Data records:
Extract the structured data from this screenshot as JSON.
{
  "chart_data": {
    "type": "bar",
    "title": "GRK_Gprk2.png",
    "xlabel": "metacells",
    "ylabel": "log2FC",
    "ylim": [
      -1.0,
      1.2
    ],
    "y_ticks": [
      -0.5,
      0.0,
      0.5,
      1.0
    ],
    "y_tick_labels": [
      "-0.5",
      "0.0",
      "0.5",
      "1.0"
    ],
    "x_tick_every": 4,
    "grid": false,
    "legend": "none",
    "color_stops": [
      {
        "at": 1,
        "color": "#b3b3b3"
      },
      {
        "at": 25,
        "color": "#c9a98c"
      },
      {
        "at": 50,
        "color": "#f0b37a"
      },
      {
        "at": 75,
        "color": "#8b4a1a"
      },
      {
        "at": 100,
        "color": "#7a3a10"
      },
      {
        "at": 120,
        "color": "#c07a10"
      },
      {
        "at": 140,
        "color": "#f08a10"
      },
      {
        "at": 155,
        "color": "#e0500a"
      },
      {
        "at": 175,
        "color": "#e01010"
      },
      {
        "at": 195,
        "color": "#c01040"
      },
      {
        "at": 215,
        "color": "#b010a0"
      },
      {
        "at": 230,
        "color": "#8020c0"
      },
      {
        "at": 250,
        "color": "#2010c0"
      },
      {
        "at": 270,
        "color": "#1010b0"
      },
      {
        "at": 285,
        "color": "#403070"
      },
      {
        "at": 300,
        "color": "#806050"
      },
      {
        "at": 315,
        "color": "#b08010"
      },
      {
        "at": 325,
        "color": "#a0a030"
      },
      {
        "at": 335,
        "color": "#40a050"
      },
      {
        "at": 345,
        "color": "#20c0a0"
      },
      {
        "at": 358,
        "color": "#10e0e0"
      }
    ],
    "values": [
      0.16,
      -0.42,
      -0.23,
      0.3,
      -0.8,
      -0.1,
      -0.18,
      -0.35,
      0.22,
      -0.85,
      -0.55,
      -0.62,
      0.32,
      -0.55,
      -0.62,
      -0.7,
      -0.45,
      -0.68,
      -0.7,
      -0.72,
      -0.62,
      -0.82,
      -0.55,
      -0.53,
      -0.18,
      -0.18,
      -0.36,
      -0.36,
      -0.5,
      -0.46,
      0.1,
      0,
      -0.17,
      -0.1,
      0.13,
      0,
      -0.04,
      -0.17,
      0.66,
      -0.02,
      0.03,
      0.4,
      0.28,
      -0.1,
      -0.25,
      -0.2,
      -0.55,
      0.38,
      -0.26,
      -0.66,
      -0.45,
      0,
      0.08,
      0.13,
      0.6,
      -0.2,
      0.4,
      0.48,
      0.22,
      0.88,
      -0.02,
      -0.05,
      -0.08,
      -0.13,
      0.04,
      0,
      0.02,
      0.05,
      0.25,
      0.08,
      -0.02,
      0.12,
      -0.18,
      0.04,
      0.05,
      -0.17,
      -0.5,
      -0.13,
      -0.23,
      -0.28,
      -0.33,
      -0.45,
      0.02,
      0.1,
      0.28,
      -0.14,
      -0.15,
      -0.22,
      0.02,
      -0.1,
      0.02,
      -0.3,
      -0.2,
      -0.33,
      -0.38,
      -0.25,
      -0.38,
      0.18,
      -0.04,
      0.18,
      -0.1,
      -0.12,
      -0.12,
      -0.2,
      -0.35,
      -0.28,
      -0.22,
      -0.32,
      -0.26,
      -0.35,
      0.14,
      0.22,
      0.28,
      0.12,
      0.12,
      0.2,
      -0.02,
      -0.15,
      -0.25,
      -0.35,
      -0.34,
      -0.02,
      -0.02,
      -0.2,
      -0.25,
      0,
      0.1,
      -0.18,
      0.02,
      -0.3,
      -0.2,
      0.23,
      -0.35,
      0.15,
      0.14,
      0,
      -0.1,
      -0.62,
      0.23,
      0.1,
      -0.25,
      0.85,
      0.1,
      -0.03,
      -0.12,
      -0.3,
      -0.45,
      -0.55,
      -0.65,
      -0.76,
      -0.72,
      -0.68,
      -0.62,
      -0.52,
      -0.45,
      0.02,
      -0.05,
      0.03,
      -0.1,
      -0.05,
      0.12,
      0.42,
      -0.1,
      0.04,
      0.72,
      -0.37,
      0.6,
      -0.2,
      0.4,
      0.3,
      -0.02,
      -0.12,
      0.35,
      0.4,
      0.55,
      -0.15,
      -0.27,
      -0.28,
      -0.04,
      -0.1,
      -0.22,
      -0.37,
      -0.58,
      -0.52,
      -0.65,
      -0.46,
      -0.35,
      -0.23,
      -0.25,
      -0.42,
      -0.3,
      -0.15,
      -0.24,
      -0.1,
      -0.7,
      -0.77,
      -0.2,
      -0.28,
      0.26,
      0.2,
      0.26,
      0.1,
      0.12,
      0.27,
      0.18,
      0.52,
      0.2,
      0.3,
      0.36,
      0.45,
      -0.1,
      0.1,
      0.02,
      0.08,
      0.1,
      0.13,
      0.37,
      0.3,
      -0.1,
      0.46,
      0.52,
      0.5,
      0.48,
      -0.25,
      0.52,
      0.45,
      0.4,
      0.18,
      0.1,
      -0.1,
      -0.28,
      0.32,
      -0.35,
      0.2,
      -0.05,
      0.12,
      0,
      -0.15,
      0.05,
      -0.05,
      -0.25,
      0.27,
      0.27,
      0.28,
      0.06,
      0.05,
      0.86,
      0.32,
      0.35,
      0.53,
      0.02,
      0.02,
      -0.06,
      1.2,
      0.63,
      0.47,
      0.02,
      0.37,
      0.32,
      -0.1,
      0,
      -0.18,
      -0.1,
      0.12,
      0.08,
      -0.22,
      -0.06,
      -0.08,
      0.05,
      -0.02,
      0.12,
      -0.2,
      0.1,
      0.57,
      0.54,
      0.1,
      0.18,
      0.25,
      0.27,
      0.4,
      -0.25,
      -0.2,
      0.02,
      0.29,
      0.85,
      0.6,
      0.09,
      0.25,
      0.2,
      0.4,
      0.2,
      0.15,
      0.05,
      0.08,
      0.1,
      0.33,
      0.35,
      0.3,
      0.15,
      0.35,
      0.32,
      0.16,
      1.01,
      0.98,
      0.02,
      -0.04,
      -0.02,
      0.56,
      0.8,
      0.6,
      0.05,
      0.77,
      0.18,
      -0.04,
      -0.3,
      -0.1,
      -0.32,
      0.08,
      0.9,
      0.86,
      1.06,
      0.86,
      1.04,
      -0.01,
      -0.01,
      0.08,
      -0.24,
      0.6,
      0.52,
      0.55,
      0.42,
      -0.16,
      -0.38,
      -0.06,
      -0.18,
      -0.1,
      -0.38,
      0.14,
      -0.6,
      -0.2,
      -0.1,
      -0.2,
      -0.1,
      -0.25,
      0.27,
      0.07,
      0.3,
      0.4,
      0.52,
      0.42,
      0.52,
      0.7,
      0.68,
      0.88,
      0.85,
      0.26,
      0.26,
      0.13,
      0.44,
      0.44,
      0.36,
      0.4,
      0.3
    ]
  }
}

PROBLEM DETAILS =
Please quote the records above exactly, without skipping a line.

RESULT OF THE TASK =
Extract the structured data from this screenshot as JSON.
{
  "chart_data": {
    "type": "bar",
    "title": "GRK_Gprk2.png",
    "xlabel": "metacells",
    "ylabel": "log2FC",
    "ylim": [
      -1.0,
      1.2
    ],
    "y_ticks": [
      -0.5,
      0.0,
      0.5,
      1.0
    ],
    "y_tick_labels": [
      "-0.5",
      "0.0",
      "0.5",
      "1.0"
    ],
    "x_tick_every": 4,
    "grid": false,
    "legend": "none",
    "color_stops": [
      {
        "at": 1,
        "color": "#b3b3b3"
      },
      {
        "at": 25,
        "color": "#c9a98c"
      },
      {
        "at": 50,
        "color": "#f0b37a"
      },
      {
        "at": 75,
        "color": "#8b4a1a"
      },
      {
        "at": 100,
        "color": "#7a3a10"
      },
      {
        "at": 120,
        "color": "#c07a10"
      },
      {
        "at": 140,
        "color": "#f08a10"
      },
      {
        "at": 155,
        "color": "#e0500a"
      },
      {
        "at": 175,
        "color": "#e01010"
      },
      {
        "at": 195,
        "color": "#c01040"
      },
      {
        "at": 215,
        "color": "#b010a0"
      },
      {
        "at": 230,
        "color": "#8020c0"
      },
      {
        "at": 250,
        "color": "#2010c0"
      },
      {
        "at": 270,
        "color": "#1010b0"
      },
      {
        "at": 285,
        "color": "#403070"
      },
      {
        "at": 300,
        "color": "#806050"
      },
      {
        "at": 315,
        "color": "#b08010"
      },
      {
        "at": 325,
        "color": "#a0a030"
      },
      {
        "at": 335,
        "color": "#40a050"
      },
      {
        "at": 345,
        "color": "#20c0a0"
      },
      {
        "at": 358,
        "color": "#10e0e0"
      }
    ],
    "values": [
      0.16,
      -0.42,
      -0.23,
      0.3,
      -0.8,
      -0.1,
      -0.18,
      -0.35,
      0.22,
      -0.85,
      -0.55,
      -0.62,
      0.32,
      -0.55,
      -0.62,
      -0.7,
      -0.45,
      -0.68,
      -0.7,
      -0.72,
      -0.62,
      -0.82,
      -0.55,
      -0.53,
      -0.18,
      -0.18,
      -0.36,
      -0.36,
      -0.5,
      -0.46,
      0.1,
      0,
      -0.17,
      -0.1,
      0.13,
      0,
      -0.04,
      -0.17,
      0.66,
      -0.02,
      0.03,
      0.4,
      0.28,
      -0.1,
      -0.25,
      -0.2,
      -0.55,
      0.38,
      -0.26,
      -0.66,
      -0.45,
      0,
      0.08,
      0.13,
      0.6,
      -0.2,
      0.4,
      0.48,
      0.22,
      0.88,
      -0.02,
      -0.05,
      -0.08,
      -0.13,
      0.04,
      0,
      0.02,
      0.05,
      0.25,
      0.08,
      -0.02,
      0.12,
      -0.18,
      0.04,
      0.05,
      -0.17,
      -0.5,
      -0.13,
      -0.23,
      -0.28,
      -0.33,
      -0.45,
      0.02,
      0.1,
      0.28,
      -0.14,
      -0.15,
      -0.22,
      0.02,
      -0.1,
      0.02,
      -0.3,
      -0.2,
      -0.33,
      -0.38,
      -0.25,
      -0.38,
      0.18,
      -0.04,
      0.18,
      -0.1,
      -0.12,
      -0.12,
      -0.2,
      -0.35,
      -0.28,
      -0.22,
      -0.32,
      -0.26,
      -0.35,
      0.14,
      0.22,
      0.28,
      0.12,
      0.12,
      0.2,
      -0.02,
      -0.15,
      -0.25,
      -0.35,
      -0.34,
      -0.02,
      -0.02,
      -0.2,
      -0.25,
      0,
      0.1,
      -0.18,
      0.02,
      -0.3,
      -0.2,
      0.23,
      -0.35,
      0.15,
      0.14,
      0,
      -0.1,
      -0.62,
      0.23,
      0.1,
      -0.25,
      0.85,
      0.1,
      -0.03,
      -0.12,
      -0.3,
      -0.45,
      -0.55,
      -0.65,
      -0.76,
      -0.72,
      -0.68,
      -0.62,
      -0.52,
      -0.45,
      0.02,
      -0.05,
      0.03,
      -0.1,
      -0.05,
      0.12,
      0.42,
      -0.1,
      0.04,
      0.72,
      -0.37,
      0.6,
      -0.2,
      0.4,
      0.3,
      -0.02,
      -0.12,
      0.35,
      0.4,
      0.55,
      -0.15,
      -0.27,
      -0.28,
      -0.04,
      -0.1,
      -0.22,
      -0.37,
      -0.58,
      -0.52,
      -0.65,
      -0.46,
      -0.35,
      -0.23,
      -0.25,
      -0.42,
      -0.3,
      -0.15,
      -0.24,
      -0.1,
      -0.7,
      -0.77,
      -0.2,
      -0.28,
      0.26,
      0.2,
      0.26,
      0.1,
      0.12,
      0.27,
      0.18,
      0.52,
      0.2,
      0.3,
      0.36,
      0.45,
      -0.1,
      0.1,
      0.02,
      0.08,
      0.1,
      0.13,
      0.37,
      0.3,
      -0.1,
      0.46,
      0.52,
      0.5,
      0.48,
      -0.25,
      0.52,
      0.45,
      0.4,
      0.18,
      0.1,
      -0.1,
      -0.28,
      0.32,
      -0.35,
      0.2,
      -0.05,
      0.12,
      0,
      -0.15,
      0.05,
      -0.05,
      -0.25,
      0.27,
      0.27,
      0.28,
      0.06,
      0.05,
      0.86,
      0.32,
      0.35,
      0.53,
      0.02,
      0.02,
      -0.06,
      1.2,
      0.63,
      0.47,
      0.02,
      0.37,
      0.32,
      -0.1,
      0,
      -0.18,
      -0.1,
      0.12,
      0.08,
      -0.22,
      -0.06,
      -0.08,
      0.05,
      -0.02,
      0.12,
      -0.2,
      0.1,
      0.57,
      0.54,
      0.1,
      0.18,
      0.25,
      0.27,
      0.4,
      -0.25,
      -0.2,
      0.02,
      0.29,
      0.85,
      0.6,
      0.09,
      0.25,
      0.2,
      0.4,
      0.2,
      0.15,
      0.05,
      0.08,
      0.1,
      0.33,
      0.35,
      0.3,
      0.15,
      0.35,
      0.32,
      0.16,
      1.01,
      0.98,
      0.02,
      -0.04,
      -0.02,
      0.56,
      0.8,
      0.6,
      0.05,
      0.77,
      0.18,
      -0.04,
      -0.3,
      -0.1,
      -0.32,
      0.08,
      0.9,
      0.86,
      1.06,
      0.86,
      1.04,
      -0.01,
      -0.01,
      0.08,
      -0.24,
      0.6,
      0.52,
      0.55,
      0.42,
      -0.16,
      -0.38,
      -0.06,
      -0.18,
      -0.1,
      -0.38,
      0.14,
      -0.6,
      -0.2,
      -0.1,
      -0.2,
      -0.1,
      -0.25,
      0.27,
      0.07,
      0.3,
      0.4,
      0.52,
      0.42,
      0.52,
      0.7,
      0.68,
      0.88,
      0.85,
      0.26,
      0.26,
      0.13,
      0.44,
      0.44,
      0.36,
      0.4,
      0.3
    ]
  }
}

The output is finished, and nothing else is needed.